Begin Records provided

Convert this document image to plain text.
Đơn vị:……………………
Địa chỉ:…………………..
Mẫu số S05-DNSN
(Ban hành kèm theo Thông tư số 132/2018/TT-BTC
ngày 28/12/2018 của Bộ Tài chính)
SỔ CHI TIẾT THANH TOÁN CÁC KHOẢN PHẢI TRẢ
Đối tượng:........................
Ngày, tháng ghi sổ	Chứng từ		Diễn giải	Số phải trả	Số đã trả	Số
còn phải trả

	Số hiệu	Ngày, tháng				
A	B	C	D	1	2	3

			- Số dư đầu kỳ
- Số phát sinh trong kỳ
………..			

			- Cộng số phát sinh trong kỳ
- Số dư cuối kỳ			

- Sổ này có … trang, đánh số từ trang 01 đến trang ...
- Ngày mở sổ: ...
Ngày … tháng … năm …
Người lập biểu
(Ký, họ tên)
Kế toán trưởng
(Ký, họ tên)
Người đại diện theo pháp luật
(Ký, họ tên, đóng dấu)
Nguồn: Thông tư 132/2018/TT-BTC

End Records provided

**Objective:** Send back every record, precisely as written.

**Response:**
Convert this document image to plain text.
Đơn vị:……………………
Địa chỉ:…………………..
Mẫu số S05-DNSN
(Ban hành kèm theo Thông tư số 132/2018/TT-BTC
ngày 28/12/2018 của Bộ Tài chính)
SỔ CHI TIẾT THANH TOÁN CÁC KHOẢN PHẢI TRẢ
Đối tượng:........................
Ngày, tháng ghi sổ	Chứng từ		Diễn giải	Số phải trả	Số đã trả	Số
còn phải trả

	Số hiệu	Ngày, tháng				
A	B	C	D	1	2	3

			- Số dư đầu kỳ
- Số phát sinh trong kỳ
………..			

			- Cộng số phát sinh trong kỳ
- Số dư cuối kỳ			

- Sổ này có … trang, đánh số từ trang 01 đến trang ...
- Ngày mở sổ: ...
Ngày … tháng … năm …
Người lập biểu
(Ký, họ tên)
Kế toán trưởng
(Ký, họ tên)
Người đại diện theo pháp luật
(Ký, họ tên, đóng dấu)
Nguồn: Thông tư 132/2018/TT-BTC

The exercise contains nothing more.